Quote the listing below in its entirety, omitting every image.
— start Dataset excerpts —
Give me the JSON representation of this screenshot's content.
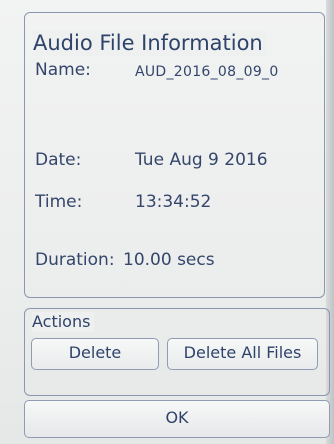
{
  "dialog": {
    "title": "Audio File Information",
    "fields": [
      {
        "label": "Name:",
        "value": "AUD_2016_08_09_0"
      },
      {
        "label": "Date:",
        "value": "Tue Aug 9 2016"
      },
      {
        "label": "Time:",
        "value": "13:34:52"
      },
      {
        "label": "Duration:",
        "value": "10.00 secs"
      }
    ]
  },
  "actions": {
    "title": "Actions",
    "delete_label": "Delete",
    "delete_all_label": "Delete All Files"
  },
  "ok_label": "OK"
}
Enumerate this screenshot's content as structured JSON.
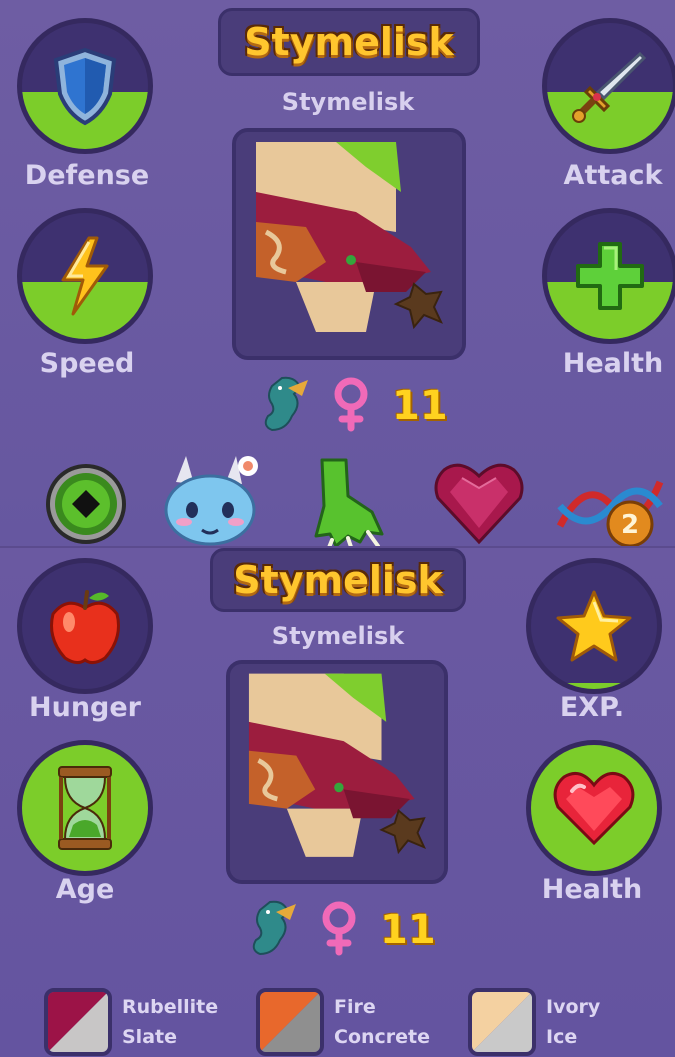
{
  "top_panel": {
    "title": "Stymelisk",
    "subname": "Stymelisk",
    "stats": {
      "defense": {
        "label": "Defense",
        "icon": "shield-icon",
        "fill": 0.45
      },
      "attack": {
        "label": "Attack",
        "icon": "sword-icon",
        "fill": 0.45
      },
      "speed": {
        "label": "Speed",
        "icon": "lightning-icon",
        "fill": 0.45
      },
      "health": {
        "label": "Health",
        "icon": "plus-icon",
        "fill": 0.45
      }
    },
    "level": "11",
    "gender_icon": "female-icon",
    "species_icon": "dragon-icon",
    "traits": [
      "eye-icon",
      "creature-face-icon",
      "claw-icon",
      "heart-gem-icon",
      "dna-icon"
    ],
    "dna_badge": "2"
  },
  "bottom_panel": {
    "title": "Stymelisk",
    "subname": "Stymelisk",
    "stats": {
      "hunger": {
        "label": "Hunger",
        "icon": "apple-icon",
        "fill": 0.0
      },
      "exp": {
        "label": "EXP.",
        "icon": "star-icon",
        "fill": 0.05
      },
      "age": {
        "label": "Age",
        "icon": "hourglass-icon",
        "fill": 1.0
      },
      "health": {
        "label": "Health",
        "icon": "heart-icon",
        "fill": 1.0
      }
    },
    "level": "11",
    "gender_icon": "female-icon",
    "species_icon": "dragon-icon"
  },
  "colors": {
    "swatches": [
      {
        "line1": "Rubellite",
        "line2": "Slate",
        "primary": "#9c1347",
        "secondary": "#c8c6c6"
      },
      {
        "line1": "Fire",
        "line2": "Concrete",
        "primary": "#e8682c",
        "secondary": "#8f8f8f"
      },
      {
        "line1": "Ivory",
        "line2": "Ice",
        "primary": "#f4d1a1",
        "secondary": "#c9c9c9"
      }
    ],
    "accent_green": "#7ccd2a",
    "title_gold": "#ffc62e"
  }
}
— end Dataset excerpts —
§ **Solution**
Give me the JSON representation of this screenshot's content.
{
  "dialog": {
    "title": "Audio File Information",
    "fields": [
      {
        "label": "Name:",
        "value": "AUD_2016_08_09_0"
      },
      {
        "label": "Date:",
        "value": "Tue Aug 9 2016"
      },
      {
        "label": "Time:",
        "value": "13:34:52"
      },
      {
        "label": "Duration:",
        "value": "10.00 secs"
      }
    ]
  },
  "actions": {
    "title": "Actions",
    "delete_label": "Delete",
    "delete_all_label": "Delete All Files"
  },
  "ok_label": "OK"
}
Enumerate this screenshot's content as structured JSON.
{
  "top_panel": {
    "title": "Stymelisk",
    "subname": "Stymelisk",
    "stats": {
      "defense": {
        "label": "Defense",
        "icon": "shield-icon",
        "fill": 0.45
      },
      "attack": {
        "label": "Attack",
        "icon": "sword-icon",
        "fill": 0.45
      },
      "speed": {
        "label": "Speed",
        "icon": "lightning-icon",
        "fill": 0.45
      },
      "health": {
        "label": "Health",
        "icon": "plus-icon",
        "fill": 0.45
      }
    },
    "level": "11",
    "gender_icon": "female-icon",
    "species_icon": "dragon-icon",
    "traits": [
      "eye-icon",
      "creature-face-icon",
      "claw-icon",
      "heart-gem-icon",
      "dna-icon"
    ],
    "dna_badge": "2"
  },
  "bottom_panel": {
    "title": "Stymelisk",
    "subname": "Stymelisk",
    "stats": {
      "hunger": {
        "label": "Hunger",
        "icon": "apple-icon",
        "fill": 0.0
      },
      "exp": {
        "label": "EXP.",
        "icon": "star-icon",
        "fill": 0.05
      },
      "age": {
        "label": "Age",
        "icon": "hourglass-icon",
        "fill": 1.0
      },
      "health": {
        "label": "Health",
        "icon": "heart-icon",
        "fill": 1.0
      }
    },
    "level": "11",
    "gender_icon": "female-icon",
    "species_icon": "dragon-icon"
  },
  "colors": {
    "swatches": [
      {
        "line1": "Rubellite",
        "line2": "Slate",
        "primary": "#9c1347",
        "secondary": "#c8c6c6"
      },
      {
        "line1": "Fire",
        "line2": "Concrete",
        "primary": "#e8682c",
        "secondary": "#8f8f8f"
      },
      {
        "line1": "Ivory",
        "line2": "Ice",
        "primary": "#f4d1a1",
        "secondary": "#c9c9c9"
      }
    ],
    "accent_green": "#7ccd2a",
    "title_gold": "#ffc62e"
  }
}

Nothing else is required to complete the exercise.